- **Stated exercise**
Output the full material exactly as it appears here.

*** Records for processing ***

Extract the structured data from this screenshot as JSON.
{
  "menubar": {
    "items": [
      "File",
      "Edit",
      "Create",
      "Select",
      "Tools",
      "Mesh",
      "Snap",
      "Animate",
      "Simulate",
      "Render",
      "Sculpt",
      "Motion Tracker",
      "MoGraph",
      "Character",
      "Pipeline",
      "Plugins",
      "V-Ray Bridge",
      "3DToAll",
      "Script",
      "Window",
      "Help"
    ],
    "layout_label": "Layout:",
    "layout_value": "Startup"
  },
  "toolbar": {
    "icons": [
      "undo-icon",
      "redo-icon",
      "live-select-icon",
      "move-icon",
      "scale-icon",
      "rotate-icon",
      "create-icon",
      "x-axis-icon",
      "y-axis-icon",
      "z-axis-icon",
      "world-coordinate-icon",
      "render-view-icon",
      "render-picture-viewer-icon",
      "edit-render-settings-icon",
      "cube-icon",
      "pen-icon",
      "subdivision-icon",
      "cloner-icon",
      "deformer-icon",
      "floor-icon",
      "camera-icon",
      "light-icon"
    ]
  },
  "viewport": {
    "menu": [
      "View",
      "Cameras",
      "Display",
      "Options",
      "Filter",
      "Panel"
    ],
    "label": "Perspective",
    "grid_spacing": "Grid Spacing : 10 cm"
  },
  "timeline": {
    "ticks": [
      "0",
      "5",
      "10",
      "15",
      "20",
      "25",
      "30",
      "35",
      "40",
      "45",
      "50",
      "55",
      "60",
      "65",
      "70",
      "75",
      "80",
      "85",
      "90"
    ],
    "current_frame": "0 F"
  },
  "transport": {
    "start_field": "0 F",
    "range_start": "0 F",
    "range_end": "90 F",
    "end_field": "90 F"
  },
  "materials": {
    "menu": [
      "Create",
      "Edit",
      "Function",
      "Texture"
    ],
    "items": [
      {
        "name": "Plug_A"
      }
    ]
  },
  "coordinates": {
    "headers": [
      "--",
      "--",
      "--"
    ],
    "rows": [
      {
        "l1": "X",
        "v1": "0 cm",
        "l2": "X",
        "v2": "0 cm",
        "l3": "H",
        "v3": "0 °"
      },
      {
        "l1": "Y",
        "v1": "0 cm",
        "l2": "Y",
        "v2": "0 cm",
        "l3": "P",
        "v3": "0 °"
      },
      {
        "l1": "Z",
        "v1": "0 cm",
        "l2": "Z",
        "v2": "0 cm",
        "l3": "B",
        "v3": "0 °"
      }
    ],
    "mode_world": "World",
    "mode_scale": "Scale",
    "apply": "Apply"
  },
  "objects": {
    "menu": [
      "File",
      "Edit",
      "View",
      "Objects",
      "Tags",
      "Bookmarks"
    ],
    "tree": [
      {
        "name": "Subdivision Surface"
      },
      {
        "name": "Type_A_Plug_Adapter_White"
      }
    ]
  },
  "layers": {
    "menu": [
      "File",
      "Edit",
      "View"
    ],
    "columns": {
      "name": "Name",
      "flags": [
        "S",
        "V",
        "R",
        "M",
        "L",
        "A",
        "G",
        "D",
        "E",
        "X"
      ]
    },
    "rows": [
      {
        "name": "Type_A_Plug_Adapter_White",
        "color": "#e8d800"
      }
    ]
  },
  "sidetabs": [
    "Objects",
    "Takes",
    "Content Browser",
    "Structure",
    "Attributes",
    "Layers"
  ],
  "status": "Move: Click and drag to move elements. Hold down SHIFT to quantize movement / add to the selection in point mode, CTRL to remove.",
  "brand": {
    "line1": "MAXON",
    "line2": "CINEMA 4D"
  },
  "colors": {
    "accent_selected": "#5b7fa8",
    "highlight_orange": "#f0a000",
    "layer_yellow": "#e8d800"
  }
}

***

- **Response to this task**
Extract the structured data from this screenshot as JSON.
{
  "menubar": {
    "items": [
      "File",
      "Edit",
      "Create",
      "Select",
      "Tools",
      "Mesh",
      "Snap",
      "Animate",
      "Simulate",
      "Render",
      "Sculpt",
      "Motion Tracker",
      "MoGraph",
      "Character",
      "Pipeline",
      "Plugins",
      "V-Ray Bridge",
      "3DToAll",
      "Script",
      "Window",
      "Help"
    ],
    "layout_label": "Layout:",
    "layout_value": "Startup"
  },
  "toolbar": {
    "icons": [
      "undo-icon",
      "redo-icon",
      "live-select-icon",
      "move-icon",
      "scale-icon",
      "rotate-icon",
      "create-icon",
      "x-axis-icon",
      "y-axis-icon",
      "z-axis-icon",
      "world-coordinate-icon",
      "render-view-icon",
      "render-picture-viewer-icon",
      "edit-render-settings-icon",
      "cube-icon",
      "pen-icon",
      "subdivision-icon",
      "cloner-icon",
      "deformer-icon",
      "floor-icon",
      "camera-icon",
      "light-icon"
    ]
  },
  "viewport": {
    "menu": [
      "View",
      "Cameras",
      "Display",
      "Options",
      "Filter",
      "Panel"
    ],
    "label": "Perspective",
    "grid_spacing": "Grid Spacing : 10 cm"
  },
  "timeline": {
    "ticks": [
      "0",
      "5",
      "10",
      "15",
      "20",
      "25",
      "30",
      "35",
      "40",
      "45",
      "50",
      "55",
      "60",
      "65",
      "70",
      "75",
      "80",
      "85",
      "90"
    ],
    "current_frame": "0 F"
  },
  "transport": {
    "start_field": "0 F",
    "range_start": "0 F",
    "range_end": "90 F",
    "end_field": "90 F"
  },
  "materials": {
    "menu": [
      "Create",
      "Edit",
      "Function",
      "Texture"
    ],
    "items": [
      {
        "name": "Plug_A"
      }
    ]
  },
  "coordinates": {
    "headers": [
      "--",
      "--",
      "--"
    ],
    "rows": [
      {
        "l1": "X",
        "v1": "0 cm",
        "l2": "X",
        "v2": "0 cm",
        "l3": "H",
        "v3": "0 °"
      },
      {
        "l1": "Y",
        "v1": "0 cm",
        "l2": "Y",
        "v2": "0 cm",
        "l3": "P",
        "v3": "0 °"
      },
      {
        "l1": "Z",
        "v1": "0 cm",
        "l2": "Z",
        "v2": "0 cm",
        "l3": "B",
        "v3": "0 °"
      }
    ],
    "mode_world": "World",
    "mode_scale": "Scale",
    "apply": "Apply"
  },
  "objects": {
    "menu": [
      "File",
      "Edit",
      "View",
      "Objects",
      "Tags",
      "Bookmarks"
    ],
    "tree": [
      {
        "name": "Subdivision Surface"
      },
      {
        "name": "Type_A_Plug_Adapter_White"
      }
    ]
  },
  "layers": {
    "menu": [
      "File",
      "Edit",
      "View"
    ],
    "columns": {
      "name": "Name",
      "flags": [
        "S",
        "V",
        "R",
        "M",
        "L",
        "A",
        "G",
        "D",
        "E",
        "X"
      ]
    },
    "rows": [
      {
        "name": "Type_A_Plug_Adapter_White",
        "color": "#e8d800"
      }
    ]
  },
  "sidetabs": [
    "Objects",
    "Takes",
    "Content Browser",
    "Structure",
    "Attributes",
    "Layers"
  ],
  "status": "Move: Click and drag to move elements. Hold down SHIFT to quantize movement / add to the selection in point mode, CTRL to remove.",
  "brand": {
    "line1": "MAXON",
    "line2": "CINEMA 4D"
  },
  "colors": {
    "accent_selected": "#5b7fa8",
    "highlight_orange": "#f0a000",
    "layer_yellow": "#e8d800"
  }
}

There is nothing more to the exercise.